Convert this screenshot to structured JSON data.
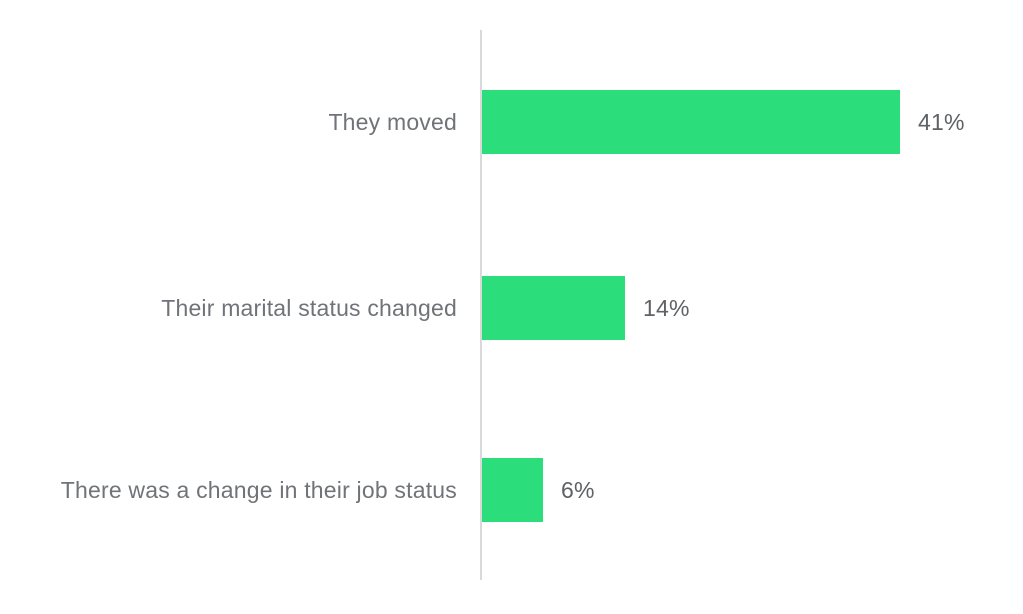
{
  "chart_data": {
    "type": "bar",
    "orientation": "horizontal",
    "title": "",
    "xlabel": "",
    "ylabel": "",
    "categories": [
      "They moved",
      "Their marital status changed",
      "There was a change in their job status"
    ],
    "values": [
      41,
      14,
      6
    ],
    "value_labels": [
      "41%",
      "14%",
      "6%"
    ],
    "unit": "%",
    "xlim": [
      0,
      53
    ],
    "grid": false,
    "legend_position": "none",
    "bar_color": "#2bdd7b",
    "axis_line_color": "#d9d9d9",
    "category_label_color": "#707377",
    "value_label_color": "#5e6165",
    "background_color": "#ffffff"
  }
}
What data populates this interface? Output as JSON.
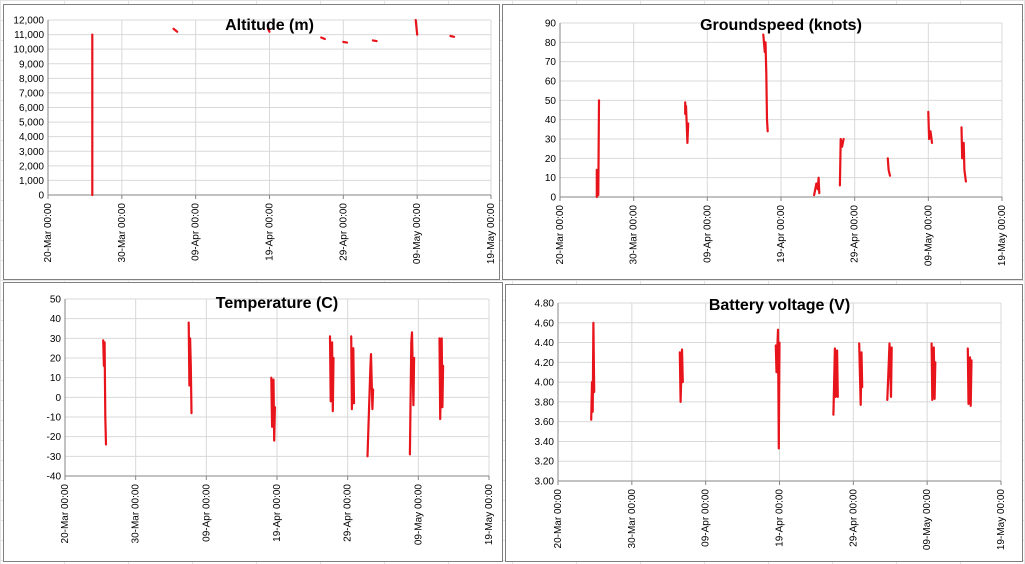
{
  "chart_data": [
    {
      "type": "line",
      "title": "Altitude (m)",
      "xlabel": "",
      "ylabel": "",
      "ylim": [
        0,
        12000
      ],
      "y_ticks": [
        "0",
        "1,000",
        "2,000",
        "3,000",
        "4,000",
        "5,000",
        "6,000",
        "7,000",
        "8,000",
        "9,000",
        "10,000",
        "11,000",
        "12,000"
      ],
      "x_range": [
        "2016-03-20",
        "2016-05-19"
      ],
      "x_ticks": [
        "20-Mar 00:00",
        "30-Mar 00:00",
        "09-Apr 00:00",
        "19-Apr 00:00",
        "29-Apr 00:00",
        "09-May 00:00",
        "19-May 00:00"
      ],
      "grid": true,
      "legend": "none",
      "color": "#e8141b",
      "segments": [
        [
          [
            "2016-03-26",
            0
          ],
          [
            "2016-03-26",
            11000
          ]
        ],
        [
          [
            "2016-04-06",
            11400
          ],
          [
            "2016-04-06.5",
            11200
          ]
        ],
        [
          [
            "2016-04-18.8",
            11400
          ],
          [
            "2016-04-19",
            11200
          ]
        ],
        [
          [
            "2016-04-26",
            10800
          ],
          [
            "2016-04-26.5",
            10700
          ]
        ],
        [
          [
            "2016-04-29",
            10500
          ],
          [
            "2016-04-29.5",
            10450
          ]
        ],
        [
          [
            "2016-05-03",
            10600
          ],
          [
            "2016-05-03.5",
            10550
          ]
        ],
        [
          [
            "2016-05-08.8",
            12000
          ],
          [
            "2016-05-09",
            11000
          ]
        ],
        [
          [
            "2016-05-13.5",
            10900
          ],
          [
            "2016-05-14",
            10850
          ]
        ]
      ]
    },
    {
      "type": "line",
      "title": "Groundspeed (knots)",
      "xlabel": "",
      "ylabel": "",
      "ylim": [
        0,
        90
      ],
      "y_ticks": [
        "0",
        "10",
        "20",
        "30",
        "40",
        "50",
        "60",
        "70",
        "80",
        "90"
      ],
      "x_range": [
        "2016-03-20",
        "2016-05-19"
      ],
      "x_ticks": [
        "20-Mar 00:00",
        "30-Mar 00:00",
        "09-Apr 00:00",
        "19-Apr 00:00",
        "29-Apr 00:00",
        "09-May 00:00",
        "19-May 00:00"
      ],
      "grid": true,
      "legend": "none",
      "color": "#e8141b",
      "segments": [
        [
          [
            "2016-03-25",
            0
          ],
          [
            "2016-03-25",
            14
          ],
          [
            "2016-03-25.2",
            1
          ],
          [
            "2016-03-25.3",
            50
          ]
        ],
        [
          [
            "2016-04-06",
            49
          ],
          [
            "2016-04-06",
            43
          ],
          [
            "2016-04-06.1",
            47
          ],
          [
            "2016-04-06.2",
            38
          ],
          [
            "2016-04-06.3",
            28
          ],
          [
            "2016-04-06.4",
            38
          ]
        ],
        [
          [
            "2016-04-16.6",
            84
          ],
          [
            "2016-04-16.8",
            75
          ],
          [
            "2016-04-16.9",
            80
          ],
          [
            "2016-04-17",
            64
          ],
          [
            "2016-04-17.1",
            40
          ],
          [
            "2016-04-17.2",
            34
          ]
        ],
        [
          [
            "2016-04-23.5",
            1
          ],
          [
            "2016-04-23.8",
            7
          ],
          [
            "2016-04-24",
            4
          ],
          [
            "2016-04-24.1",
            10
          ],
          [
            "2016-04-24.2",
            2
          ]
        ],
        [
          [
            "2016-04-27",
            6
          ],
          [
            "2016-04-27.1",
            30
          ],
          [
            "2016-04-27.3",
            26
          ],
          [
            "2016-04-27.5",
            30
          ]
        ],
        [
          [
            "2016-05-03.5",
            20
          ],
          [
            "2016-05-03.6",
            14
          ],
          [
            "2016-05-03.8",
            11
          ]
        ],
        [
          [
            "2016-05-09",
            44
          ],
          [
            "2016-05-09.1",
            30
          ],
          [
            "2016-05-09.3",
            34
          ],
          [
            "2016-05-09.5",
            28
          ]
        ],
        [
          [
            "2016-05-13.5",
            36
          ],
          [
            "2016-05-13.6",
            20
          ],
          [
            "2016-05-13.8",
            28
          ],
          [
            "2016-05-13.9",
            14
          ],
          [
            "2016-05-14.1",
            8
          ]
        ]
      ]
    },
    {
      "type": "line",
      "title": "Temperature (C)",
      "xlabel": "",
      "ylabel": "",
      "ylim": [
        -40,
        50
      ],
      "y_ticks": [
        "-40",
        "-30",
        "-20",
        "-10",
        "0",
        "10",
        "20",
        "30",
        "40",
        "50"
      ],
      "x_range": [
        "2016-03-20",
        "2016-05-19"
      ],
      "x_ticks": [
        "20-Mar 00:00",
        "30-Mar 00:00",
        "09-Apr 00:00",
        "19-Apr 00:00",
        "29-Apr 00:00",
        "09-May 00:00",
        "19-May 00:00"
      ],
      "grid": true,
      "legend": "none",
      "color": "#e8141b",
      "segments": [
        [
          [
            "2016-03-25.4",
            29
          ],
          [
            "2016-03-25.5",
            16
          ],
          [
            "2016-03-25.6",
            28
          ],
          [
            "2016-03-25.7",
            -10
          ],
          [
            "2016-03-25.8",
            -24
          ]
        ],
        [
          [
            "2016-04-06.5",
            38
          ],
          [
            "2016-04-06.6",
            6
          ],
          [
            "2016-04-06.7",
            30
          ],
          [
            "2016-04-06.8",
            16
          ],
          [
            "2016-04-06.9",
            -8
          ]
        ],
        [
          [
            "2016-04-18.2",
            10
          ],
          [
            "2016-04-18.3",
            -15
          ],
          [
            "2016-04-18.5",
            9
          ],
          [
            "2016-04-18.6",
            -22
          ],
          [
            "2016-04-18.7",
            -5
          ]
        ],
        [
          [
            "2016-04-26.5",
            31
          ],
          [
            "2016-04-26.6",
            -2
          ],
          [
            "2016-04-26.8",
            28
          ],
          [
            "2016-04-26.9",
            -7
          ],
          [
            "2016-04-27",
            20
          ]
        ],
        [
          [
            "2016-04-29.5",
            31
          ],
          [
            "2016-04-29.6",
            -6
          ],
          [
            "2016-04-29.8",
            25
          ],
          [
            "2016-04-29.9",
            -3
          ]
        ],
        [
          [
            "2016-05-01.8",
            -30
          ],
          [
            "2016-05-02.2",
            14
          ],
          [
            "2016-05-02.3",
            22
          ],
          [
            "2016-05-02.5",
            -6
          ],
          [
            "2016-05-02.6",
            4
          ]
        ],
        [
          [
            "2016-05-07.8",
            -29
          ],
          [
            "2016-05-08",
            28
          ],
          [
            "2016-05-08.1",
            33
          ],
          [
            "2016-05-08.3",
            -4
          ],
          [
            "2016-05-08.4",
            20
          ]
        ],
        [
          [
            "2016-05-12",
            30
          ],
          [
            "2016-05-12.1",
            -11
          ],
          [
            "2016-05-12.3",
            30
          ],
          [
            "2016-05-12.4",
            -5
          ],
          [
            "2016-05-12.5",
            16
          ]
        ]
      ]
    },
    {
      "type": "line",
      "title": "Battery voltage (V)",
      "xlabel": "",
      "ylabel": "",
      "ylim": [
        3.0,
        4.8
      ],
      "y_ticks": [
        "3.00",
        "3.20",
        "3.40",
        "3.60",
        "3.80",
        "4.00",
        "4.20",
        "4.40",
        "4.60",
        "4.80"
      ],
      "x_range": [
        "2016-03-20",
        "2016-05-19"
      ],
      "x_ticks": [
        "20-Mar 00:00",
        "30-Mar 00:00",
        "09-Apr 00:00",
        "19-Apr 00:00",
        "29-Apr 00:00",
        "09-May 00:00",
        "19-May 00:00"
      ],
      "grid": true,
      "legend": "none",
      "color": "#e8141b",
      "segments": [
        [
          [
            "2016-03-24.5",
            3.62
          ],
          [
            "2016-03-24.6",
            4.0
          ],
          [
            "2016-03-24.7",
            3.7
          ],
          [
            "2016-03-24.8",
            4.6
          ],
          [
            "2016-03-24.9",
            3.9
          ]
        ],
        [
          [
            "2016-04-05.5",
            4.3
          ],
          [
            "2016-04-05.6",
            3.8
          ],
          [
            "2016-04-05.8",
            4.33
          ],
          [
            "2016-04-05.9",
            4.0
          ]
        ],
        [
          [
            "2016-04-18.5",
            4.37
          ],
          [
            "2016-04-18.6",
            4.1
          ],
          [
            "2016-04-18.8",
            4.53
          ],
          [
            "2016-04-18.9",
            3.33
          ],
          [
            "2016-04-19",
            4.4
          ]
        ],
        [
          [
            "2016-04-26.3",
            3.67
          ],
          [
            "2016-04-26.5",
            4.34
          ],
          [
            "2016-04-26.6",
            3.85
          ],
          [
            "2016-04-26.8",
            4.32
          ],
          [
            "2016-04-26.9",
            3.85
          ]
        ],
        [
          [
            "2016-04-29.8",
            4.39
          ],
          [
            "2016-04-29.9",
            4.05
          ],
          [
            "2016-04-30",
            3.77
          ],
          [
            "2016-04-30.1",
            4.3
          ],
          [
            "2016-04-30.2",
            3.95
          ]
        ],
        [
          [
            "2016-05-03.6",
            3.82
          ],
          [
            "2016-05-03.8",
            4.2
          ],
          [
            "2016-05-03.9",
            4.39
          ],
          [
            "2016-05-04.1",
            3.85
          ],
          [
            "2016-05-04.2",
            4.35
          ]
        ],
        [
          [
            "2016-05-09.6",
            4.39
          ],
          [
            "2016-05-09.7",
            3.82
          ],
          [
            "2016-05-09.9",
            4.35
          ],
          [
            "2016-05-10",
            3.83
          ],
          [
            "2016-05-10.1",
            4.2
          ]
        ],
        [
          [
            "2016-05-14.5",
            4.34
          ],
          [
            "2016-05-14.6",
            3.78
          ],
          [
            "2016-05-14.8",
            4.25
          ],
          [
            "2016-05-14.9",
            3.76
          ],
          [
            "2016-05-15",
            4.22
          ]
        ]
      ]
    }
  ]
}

§ **Exercise**: Reply with the number of lines in the data that include the string "JSON" and nothing else.

§ **Response below**: 2